Where a line in the listing below contains the word "Цифровая", copy that line.

Source data

◆ ◆ ◆ ◆

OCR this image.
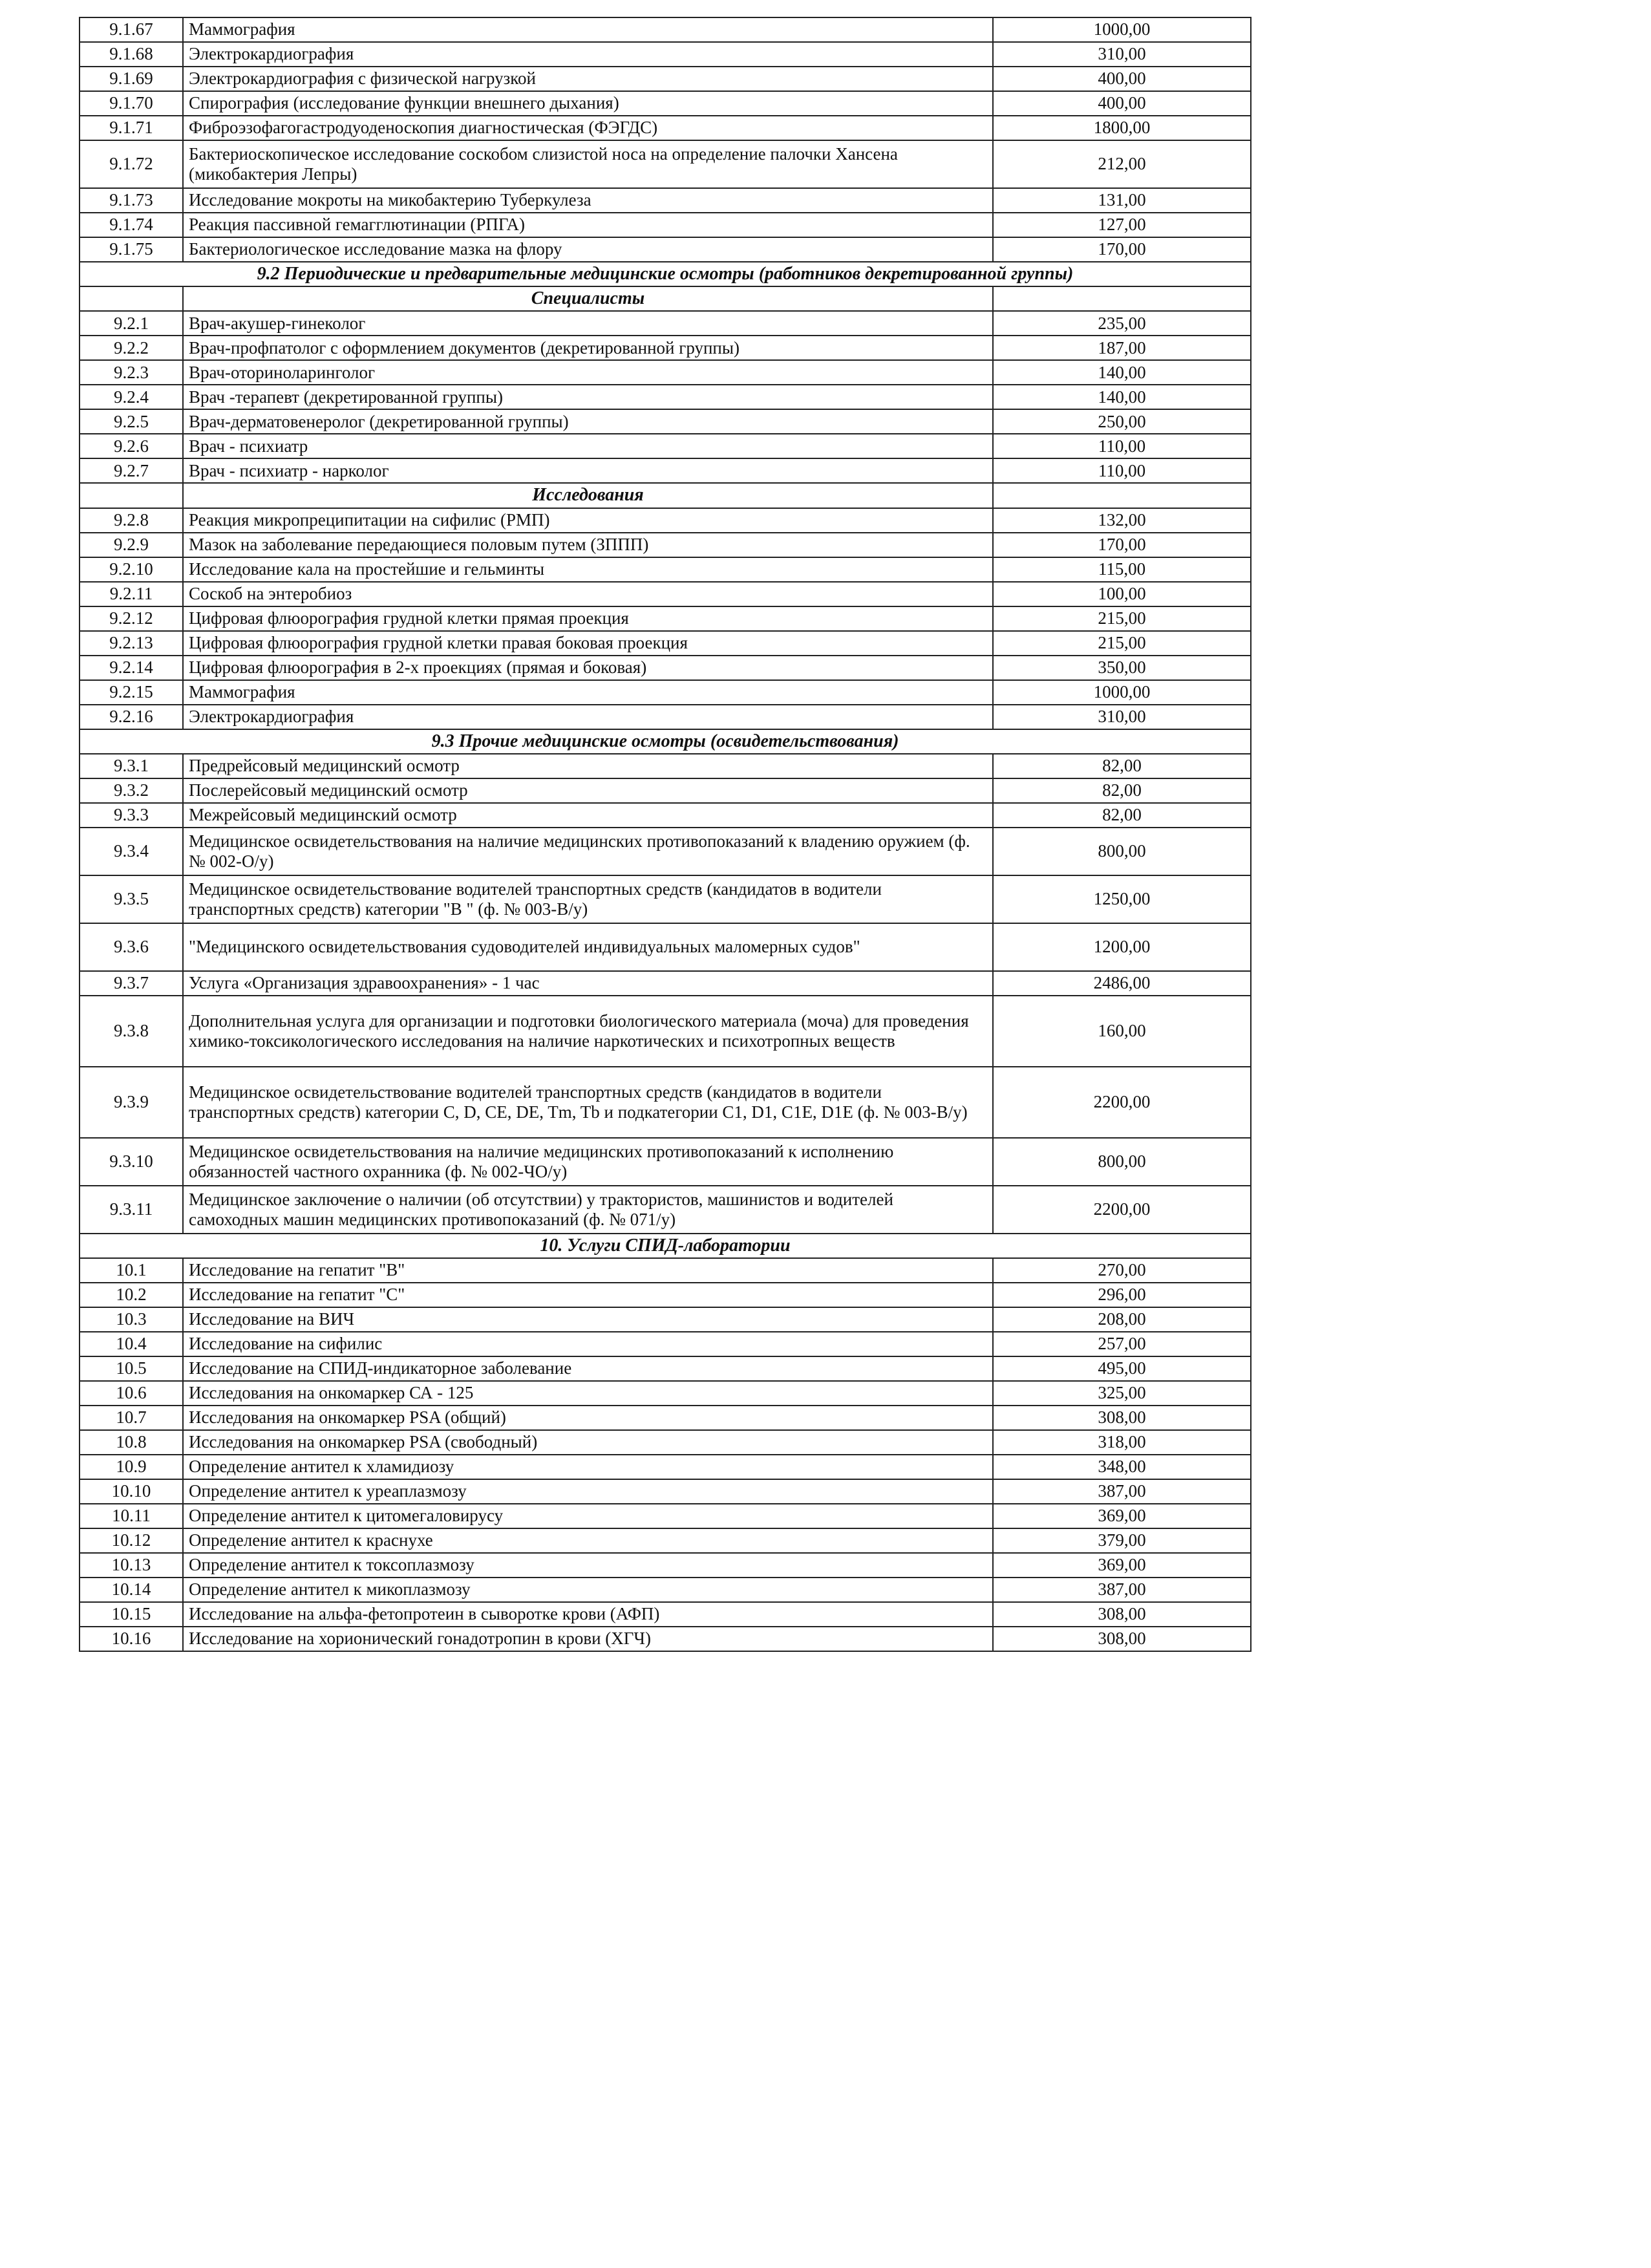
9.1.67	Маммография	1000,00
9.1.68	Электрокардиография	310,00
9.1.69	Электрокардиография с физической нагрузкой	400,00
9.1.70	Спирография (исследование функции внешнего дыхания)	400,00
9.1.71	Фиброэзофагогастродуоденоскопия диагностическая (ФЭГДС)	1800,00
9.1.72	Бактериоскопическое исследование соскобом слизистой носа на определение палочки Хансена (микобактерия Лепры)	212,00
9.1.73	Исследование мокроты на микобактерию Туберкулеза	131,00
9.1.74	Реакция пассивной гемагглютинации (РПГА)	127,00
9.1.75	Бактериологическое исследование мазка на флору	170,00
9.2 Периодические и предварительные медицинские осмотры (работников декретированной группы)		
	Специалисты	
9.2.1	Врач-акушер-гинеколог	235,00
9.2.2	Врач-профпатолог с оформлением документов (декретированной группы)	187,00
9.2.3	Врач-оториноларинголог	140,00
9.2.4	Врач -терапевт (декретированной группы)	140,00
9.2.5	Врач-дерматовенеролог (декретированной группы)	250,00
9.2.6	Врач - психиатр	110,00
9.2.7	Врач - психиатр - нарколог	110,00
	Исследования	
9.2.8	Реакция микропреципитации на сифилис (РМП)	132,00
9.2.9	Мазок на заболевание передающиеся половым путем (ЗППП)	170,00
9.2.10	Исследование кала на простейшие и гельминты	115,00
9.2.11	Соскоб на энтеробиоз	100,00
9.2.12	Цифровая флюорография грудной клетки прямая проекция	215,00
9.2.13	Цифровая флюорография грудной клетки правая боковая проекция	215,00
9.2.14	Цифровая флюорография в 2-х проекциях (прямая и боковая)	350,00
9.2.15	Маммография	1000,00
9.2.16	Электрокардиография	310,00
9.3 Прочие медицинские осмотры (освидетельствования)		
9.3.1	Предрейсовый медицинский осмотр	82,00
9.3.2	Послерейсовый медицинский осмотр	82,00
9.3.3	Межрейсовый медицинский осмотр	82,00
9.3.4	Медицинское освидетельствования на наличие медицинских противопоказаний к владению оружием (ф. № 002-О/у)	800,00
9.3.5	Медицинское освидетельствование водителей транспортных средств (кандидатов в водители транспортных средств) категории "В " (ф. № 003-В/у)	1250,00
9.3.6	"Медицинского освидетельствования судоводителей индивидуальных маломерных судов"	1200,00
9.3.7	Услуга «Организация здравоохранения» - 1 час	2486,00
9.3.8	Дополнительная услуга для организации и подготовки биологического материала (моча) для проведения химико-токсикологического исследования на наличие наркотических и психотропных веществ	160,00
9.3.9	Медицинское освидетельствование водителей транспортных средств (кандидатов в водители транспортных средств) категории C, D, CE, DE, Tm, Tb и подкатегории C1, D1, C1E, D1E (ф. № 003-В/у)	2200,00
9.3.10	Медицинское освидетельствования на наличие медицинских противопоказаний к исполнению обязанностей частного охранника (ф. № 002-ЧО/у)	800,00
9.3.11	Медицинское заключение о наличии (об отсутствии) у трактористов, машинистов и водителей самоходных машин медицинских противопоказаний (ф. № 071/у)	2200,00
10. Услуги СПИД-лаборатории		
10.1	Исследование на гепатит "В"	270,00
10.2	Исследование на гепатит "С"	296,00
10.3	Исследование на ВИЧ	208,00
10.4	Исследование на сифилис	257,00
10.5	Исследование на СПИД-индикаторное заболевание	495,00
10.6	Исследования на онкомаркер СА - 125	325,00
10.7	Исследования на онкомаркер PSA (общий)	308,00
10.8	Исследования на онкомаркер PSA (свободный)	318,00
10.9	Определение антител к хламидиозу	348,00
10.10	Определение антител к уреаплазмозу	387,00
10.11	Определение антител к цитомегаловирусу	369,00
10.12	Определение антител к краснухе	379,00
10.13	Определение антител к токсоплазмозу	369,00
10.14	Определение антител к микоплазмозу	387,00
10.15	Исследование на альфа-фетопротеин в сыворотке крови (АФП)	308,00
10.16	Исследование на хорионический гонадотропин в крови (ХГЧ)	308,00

◆ ◆ ◆ ◆

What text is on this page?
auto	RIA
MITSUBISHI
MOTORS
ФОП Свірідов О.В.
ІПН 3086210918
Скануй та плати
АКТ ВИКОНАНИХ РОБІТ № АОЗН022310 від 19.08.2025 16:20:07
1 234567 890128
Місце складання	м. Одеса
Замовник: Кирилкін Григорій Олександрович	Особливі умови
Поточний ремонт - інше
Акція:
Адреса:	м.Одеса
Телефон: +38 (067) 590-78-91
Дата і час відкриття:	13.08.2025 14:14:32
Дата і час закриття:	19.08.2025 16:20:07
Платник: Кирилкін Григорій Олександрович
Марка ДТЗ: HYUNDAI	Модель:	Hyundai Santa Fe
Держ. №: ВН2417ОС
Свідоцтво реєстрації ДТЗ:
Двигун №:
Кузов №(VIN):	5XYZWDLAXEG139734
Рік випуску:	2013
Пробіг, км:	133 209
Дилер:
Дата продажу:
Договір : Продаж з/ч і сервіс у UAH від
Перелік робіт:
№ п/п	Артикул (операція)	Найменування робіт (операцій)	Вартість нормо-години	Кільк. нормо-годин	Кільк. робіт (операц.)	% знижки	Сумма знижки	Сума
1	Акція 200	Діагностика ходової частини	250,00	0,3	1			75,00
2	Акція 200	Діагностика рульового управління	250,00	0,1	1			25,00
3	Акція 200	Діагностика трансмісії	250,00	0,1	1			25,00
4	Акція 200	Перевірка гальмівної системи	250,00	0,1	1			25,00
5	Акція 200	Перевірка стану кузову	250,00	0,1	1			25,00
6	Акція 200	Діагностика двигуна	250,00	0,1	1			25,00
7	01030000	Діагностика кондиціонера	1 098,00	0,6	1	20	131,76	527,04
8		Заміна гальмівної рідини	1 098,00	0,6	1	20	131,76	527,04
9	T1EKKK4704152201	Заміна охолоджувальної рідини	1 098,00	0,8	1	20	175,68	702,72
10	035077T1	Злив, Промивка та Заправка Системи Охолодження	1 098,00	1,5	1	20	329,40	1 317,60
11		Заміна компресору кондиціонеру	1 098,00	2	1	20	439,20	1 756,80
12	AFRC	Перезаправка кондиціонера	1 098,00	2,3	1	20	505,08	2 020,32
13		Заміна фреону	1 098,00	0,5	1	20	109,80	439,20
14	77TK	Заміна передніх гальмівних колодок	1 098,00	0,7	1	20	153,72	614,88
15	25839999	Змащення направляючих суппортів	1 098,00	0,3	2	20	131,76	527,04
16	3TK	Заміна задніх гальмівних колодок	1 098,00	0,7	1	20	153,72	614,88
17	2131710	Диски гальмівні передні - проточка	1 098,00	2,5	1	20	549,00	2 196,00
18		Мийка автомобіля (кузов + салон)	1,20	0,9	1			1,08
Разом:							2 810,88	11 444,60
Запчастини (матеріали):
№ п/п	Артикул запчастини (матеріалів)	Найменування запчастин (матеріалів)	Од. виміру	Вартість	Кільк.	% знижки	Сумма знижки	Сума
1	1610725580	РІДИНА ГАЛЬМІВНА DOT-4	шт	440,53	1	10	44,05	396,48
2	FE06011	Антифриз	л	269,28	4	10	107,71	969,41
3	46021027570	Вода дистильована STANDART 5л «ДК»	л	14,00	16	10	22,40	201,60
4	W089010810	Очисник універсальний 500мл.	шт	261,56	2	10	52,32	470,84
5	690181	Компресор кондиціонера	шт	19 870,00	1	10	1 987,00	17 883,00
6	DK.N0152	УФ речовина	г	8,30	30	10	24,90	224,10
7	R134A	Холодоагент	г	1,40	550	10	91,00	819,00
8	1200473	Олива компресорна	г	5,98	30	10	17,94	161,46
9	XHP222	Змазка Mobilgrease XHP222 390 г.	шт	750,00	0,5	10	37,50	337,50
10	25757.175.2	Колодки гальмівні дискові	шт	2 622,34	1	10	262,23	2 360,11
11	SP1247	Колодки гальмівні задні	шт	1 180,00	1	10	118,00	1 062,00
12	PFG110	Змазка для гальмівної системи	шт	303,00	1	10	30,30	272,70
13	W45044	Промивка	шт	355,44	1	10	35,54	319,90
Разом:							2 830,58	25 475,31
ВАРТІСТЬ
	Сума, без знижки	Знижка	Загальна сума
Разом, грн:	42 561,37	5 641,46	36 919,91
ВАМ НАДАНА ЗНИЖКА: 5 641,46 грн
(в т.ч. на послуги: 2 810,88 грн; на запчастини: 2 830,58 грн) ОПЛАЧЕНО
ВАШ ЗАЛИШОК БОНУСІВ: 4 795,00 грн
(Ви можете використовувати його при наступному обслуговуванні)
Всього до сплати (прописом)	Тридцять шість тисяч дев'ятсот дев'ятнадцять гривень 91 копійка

◆ ◆ ◆ ◆

Output of the exercise:
9.2.12	Цифровая флюорография грудной клетки прямая проекция	215,00
9.2.13	Цифровая флюорография грудной клетки правая боковая проекция	215,00
9.2.14	Цифровая флюорография в 2-х проекциях (прямая и боковая)	350,00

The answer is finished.